### The input
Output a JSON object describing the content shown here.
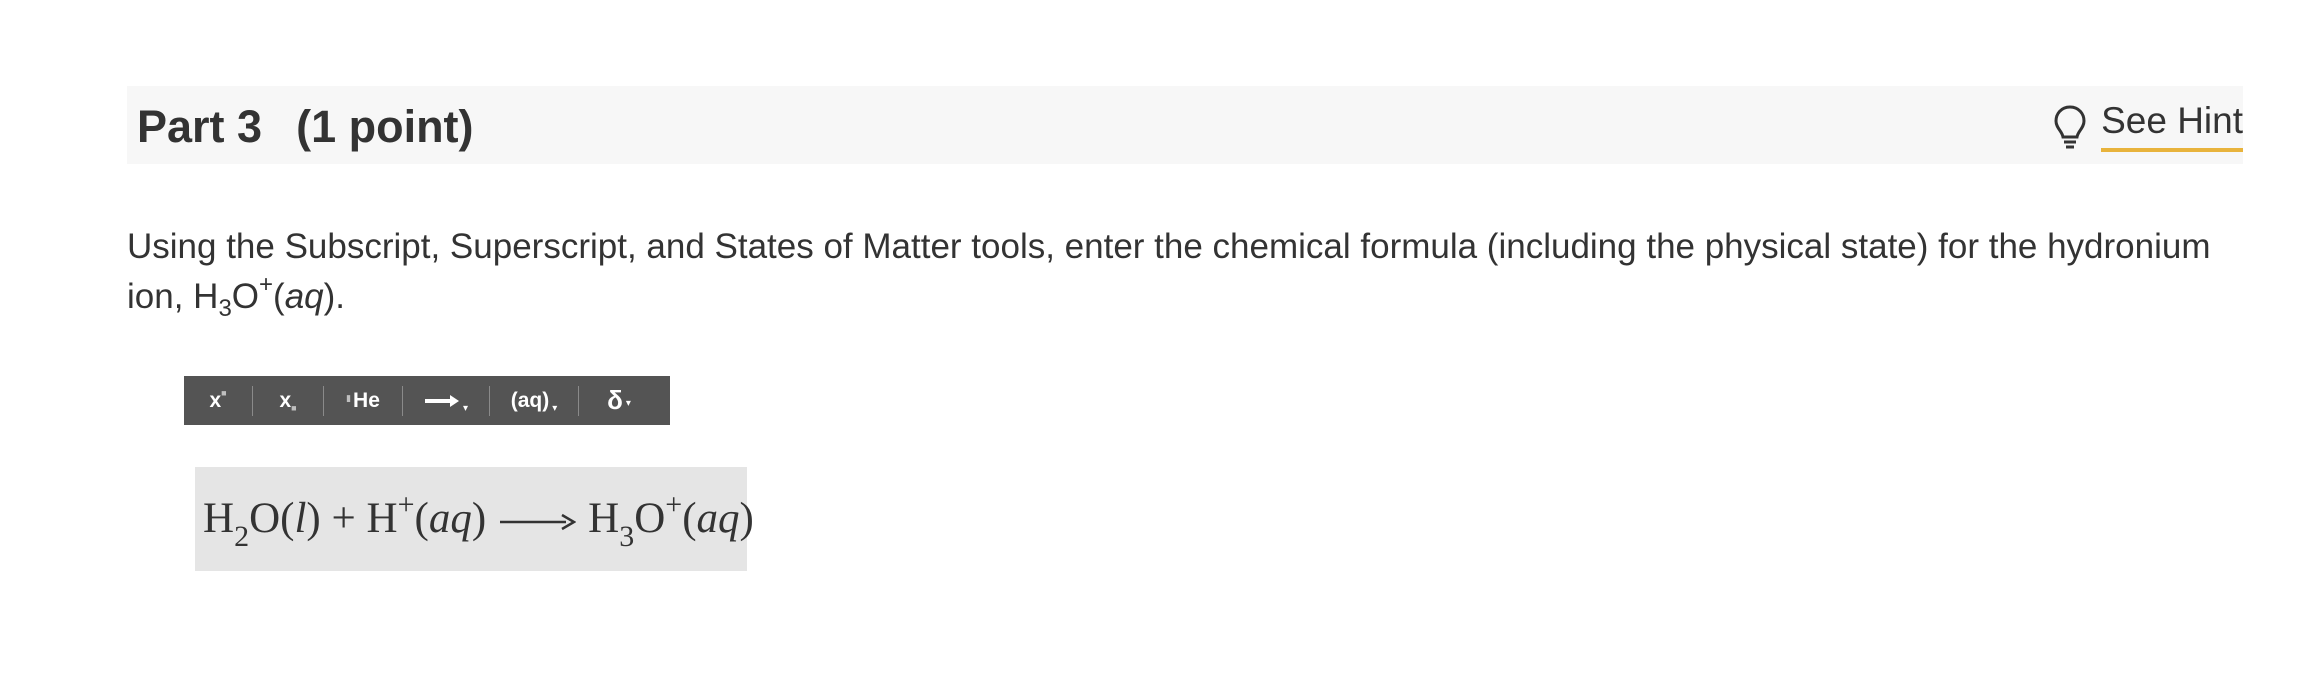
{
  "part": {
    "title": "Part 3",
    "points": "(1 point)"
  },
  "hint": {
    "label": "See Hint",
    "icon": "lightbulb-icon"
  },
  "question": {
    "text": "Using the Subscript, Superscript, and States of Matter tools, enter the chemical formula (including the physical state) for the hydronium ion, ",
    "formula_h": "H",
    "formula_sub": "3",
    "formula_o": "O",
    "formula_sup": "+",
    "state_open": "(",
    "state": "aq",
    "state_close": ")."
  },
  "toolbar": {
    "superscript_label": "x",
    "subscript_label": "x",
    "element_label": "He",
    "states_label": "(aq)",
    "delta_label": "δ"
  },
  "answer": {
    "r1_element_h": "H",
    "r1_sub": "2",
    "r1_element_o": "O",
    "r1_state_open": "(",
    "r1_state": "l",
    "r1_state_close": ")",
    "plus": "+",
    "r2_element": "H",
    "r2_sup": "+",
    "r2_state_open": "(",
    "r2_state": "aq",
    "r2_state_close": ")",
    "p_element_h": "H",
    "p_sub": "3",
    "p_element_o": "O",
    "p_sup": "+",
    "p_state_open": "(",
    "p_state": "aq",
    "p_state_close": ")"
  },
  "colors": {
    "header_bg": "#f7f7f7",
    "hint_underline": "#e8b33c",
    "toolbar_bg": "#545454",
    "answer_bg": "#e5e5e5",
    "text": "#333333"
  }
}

### Exercise aim
Quote the preceding listing precisely and completely, omitting its images.

### Solution for this exercise
Output a JSON object describing the content shown here.
{
  "part": {
    "title": "Part 3",
    "points": "(1 point)"
  },
  "hint": {
    "label": "See Hint",
    "icon": "lightbulb-icon"
  },
  "question": {
    "text": "Using the Subscript, Superscript, and States of Matter tools, enter the chemical formula (including the physical state) for the hydronium ion, ",
    "formula_h": "H",
    "formula_sub": "3",
    "formula_o": "O",
    "formula_sup": "+",
    "state_open": "(",
    "state": "aq",
    "state_close": ")."
  },
  "toolbar": {
    "superscript_label": "x",
    "subscript_label": "x",
    "element_label": "He",
    "states_label": "(aq)",
    "delta_label": "δ"
  },
  "answer": {
    "r1_element_h": "H",
    "r1_sub": "2",
    "r1_element_o": "O",
    "r1_state_open": "(",
    "r1_state": "l",
    "r1_state_close": ")",
    "plus": "+",
    "r2_element": "H",
    "r2_sup": "+",
    "r2_state_open": "(",
    "r2_state": "aq",
    "r2_state_close": ")",
    "p_element_h": "H",
    "p_sub": "3",
    "p_element_o": "O",
    "p_sup": "+",
    "p_state_open": "(",
    "p_state": "aq",
    "p_state_close": ")"
  },
  "colors": {
    "header_bg": "#f7f7f7",
    "hint_underline": "#e8b33c",
    "toolbar_bg": "#545454",
    "answer_bg": "#e5e5e5",
    "text": "#333333"
  }
}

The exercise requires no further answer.